WRITTEN PROBLEM:
Please copy every line of the records below that holds the word "Cuando".

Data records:
•••

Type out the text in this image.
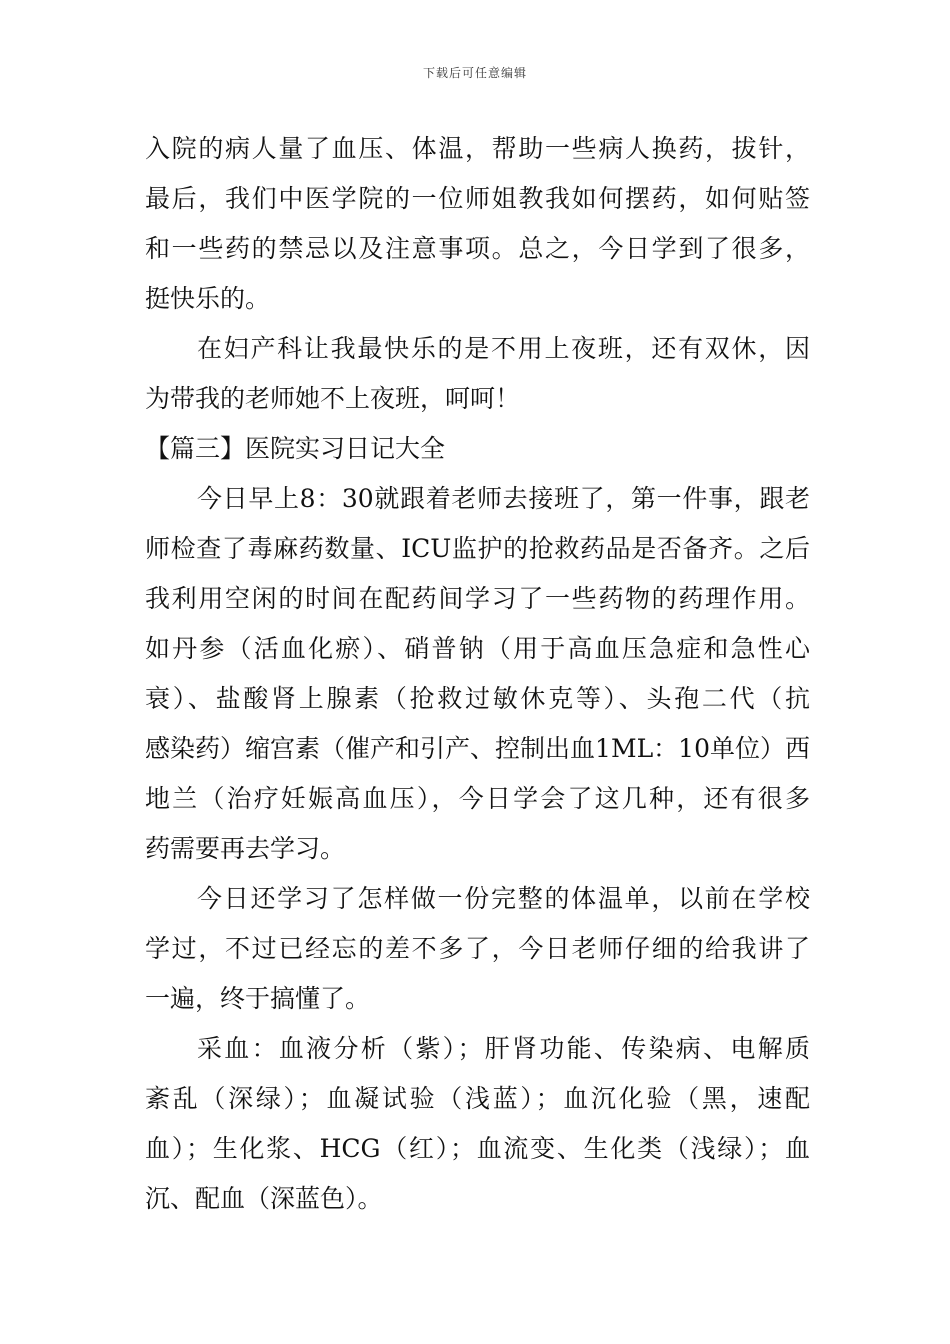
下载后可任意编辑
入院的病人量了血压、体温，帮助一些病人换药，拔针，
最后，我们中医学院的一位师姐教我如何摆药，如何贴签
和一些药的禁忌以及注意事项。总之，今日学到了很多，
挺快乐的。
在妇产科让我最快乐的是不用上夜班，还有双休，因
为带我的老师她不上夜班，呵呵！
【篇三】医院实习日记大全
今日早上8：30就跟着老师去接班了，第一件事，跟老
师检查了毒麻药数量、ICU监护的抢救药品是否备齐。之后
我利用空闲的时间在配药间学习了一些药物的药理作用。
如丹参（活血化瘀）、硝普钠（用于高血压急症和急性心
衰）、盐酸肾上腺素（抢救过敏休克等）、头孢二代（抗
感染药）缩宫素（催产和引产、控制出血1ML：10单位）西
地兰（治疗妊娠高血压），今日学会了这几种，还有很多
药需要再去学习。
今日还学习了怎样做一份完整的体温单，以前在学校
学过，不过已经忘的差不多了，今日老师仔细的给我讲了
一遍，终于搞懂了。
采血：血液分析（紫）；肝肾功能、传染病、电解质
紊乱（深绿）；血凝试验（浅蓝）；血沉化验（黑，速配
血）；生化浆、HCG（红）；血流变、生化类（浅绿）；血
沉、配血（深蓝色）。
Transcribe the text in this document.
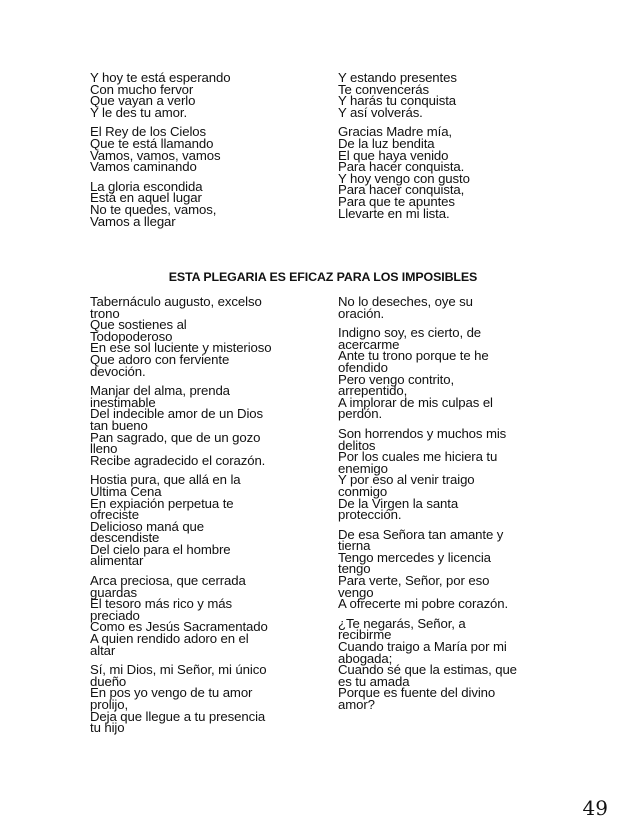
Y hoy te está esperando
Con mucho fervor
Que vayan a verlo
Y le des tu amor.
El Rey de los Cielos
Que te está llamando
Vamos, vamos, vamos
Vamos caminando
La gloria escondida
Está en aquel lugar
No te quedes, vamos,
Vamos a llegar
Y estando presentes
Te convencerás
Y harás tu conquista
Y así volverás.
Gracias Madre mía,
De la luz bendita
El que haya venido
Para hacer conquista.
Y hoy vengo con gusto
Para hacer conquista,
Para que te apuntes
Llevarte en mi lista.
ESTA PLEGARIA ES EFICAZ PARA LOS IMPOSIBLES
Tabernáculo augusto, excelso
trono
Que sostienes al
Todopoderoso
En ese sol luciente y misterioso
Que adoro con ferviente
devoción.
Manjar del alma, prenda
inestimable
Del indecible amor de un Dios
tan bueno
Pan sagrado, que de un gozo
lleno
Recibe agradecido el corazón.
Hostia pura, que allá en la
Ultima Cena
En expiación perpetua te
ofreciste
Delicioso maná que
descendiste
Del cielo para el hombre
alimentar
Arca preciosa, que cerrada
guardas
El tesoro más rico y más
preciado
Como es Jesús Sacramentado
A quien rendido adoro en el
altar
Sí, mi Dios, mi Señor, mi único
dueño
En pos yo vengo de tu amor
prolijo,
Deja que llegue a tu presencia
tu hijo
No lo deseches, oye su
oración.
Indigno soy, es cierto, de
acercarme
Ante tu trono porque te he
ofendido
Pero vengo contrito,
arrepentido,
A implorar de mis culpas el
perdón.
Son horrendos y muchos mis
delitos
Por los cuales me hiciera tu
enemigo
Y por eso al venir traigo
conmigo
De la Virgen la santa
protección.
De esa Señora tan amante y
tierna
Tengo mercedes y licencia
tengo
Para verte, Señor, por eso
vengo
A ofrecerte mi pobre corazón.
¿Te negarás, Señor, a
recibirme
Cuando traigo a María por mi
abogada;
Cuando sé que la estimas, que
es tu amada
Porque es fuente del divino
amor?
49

•••

SOLUTION FOR THIS EXERCISE:
Cuando traigo a María por mi
Cuando sé que la estimas, que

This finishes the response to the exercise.